▶ _WHAT IS ASKED_
Write out, unchanged, the lines from the one holding "Enumerate this screenshot's" to the close of the listing. Both the first and last lines belong in it.

▶ _DATA LINES_
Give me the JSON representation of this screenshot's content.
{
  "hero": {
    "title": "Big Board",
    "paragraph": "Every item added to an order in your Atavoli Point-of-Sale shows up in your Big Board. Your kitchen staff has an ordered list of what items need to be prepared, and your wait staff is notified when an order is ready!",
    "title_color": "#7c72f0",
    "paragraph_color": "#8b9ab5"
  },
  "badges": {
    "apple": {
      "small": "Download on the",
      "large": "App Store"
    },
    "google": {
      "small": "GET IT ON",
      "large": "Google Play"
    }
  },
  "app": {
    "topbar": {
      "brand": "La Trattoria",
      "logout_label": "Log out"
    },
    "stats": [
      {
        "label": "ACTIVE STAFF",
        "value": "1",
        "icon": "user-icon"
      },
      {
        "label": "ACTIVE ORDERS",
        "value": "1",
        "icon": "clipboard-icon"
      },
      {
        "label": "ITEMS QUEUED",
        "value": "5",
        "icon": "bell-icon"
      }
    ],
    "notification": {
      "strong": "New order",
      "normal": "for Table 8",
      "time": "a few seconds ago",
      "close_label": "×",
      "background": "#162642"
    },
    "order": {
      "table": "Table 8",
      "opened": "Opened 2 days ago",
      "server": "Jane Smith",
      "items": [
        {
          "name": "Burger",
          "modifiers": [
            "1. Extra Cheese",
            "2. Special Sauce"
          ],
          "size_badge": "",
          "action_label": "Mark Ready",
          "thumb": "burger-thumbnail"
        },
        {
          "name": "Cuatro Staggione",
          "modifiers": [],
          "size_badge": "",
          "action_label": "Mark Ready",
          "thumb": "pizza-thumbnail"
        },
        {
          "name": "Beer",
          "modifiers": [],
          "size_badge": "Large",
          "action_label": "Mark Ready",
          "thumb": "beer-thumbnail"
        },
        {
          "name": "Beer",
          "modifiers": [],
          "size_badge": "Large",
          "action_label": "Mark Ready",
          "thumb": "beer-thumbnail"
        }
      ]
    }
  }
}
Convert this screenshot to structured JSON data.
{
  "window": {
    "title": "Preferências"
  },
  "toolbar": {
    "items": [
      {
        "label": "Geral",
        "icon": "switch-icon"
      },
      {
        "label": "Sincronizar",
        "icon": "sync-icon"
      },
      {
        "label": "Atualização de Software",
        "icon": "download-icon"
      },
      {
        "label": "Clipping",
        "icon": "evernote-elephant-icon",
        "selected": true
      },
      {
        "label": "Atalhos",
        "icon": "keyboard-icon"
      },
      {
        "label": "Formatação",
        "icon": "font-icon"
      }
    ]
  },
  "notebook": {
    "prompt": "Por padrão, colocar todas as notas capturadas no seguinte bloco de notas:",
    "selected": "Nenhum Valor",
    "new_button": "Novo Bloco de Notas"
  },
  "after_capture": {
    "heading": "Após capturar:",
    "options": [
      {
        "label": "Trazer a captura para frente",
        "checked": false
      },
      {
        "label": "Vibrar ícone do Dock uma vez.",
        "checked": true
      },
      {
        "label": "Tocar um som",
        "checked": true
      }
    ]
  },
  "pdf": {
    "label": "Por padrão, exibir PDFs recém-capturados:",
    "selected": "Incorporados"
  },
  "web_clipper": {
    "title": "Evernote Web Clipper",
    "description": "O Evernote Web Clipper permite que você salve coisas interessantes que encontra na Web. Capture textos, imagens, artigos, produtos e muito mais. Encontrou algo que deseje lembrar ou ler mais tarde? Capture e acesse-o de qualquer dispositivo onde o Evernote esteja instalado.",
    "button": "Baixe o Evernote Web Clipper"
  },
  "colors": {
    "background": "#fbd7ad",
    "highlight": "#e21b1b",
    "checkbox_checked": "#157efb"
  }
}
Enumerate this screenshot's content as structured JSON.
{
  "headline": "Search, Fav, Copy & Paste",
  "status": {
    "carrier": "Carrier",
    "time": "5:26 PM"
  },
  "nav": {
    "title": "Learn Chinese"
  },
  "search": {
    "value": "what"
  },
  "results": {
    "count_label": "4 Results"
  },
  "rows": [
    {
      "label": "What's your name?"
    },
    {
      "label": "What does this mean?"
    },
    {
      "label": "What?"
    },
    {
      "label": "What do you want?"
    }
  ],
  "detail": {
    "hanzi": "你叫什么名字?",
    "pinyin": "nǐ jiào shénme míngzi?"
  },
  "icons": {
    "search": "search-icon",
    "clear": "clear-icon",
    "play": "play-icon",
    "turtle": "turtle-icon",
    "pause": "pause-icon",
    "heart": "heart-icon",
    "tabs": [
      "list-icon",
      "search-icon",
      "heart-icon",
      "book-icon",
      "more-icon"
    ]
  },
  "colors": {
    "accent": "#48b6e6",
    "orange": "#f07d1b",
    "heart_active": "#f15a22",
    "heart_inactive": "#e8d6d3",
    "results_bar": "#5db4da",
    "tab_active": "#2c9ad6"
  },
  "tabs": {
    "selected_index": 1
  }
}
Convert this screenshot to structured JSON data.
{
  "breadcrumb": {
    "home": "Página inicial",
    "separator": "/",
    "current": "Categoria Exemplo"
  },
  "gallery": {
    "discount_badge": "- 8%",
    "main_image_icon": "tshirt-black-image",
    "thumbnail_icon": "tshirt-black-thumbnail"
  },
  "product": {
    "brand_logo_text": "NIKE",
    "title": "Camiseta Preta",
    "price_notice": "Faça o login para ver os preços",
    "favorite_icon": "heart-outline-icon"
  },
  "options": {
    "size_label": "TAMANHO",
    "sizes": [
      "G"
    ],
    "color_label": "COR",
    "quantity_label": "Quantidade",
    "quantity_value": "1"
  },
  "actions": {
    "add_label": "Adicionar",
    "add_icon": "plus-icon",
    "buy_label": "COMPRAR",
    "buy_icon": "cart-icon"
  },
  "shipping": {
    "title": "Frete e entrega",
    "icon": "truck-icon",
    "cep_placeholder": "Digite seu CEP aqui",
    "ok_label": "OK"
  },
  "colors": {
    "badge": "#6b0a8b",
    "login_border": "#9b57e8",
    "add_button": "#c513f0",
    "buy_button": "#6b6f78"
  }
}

▶ _SOLVED EXERCISE_
Enumerate this screenshot's content as structured JSON.
{
  "headline": "Search, Fav, Copy & Paste",
  "status": {
    "carrier": "Carrier",
    "time": "5:26 PM"
  },
  "nav": {
    "title": "Learn Chinese"
  },
  "search": {
    "value": "what"
  },
  "results": {
    "count_label": "4 Results"
  },
  "rows": [
    {
      "label": "What's your name?"
    },
    {
      "label": "What does this mean?"
    },
    {
      "label": "What?"
    },
    {
      "label": "What do you want?"
    }
  ],
  "detail": {
    "hanzi": "你叫什么名字?",
    "pinyin": "nǐ jiào shénme míngzi?"
  },
  "icons": {
    "search": "search-icon",
    "clear": "clear-icon",
    "play": "play-icon",
    "turtle": "turtle-icon",
    "pause": "pause-icon",
    "heart": "heart-icon",
    "tabs": [
      "list-icon",
      "search-icon",
      "heart-icon",
      "book-icon",
      "more-icon"
    ]
  },
  "colors": {
    "accent": "#48b6e6",
    "orange": "#f07d1b",
    "heart_active": "#f15a22",
    "heart_inactive": "#e8d6d3",
    "results_bar": "#5db4da",
    "tab_active": "#2c9ad6"
  },
  "tabs": {
    "selected_index": 1
  }
}
Convert this screenshot to structured JSON data.
{
  "breadcrumb": {
    "home": "Página inicial",
    "separator": "/",
    "current": "Categoria Exemplo"
  },
  "gallery": {
    "discount_badge": "- 8%",
    "main_image_icon": "tshirt-black-image",
    "thumbnail_icon": "tshirt-black-thumbnail"
  },
  "product": {
    "brand_logo_text": "NIKE",
    "title": "Camiseta Preta",
    "price_notice": "Faça o login para ver os preços",
    "favorite_icon": "heart-outline-icon"
  },
  "options": {
    "size_label": "TAMANHO",
    "sizes": [
      "G"
    ],
    "color_label": "COR",
    "quantity_label": "Quantidade",
    "quantity_value": "1"
  },
  "actions": {
    "add_label": "Adicionar",
    "add_icon": "plus-icon",
    "buy_label": "COMPRAR",
    "buy_icon": "cart-icon"
  },
  "shipping": {
    "title": "Frete e entrega",
    "icon": "truck-icon",
    "cep_placeholder": "Digite seu CEP aqui",
    "ok_label": "OK"
  },
  "colors": {
    "badge": "#6b0a8b",
    "login_border": "#9b57e8",
    "add_button": "#c513f0",
    "buy_button": "#6b6f78"
  }
}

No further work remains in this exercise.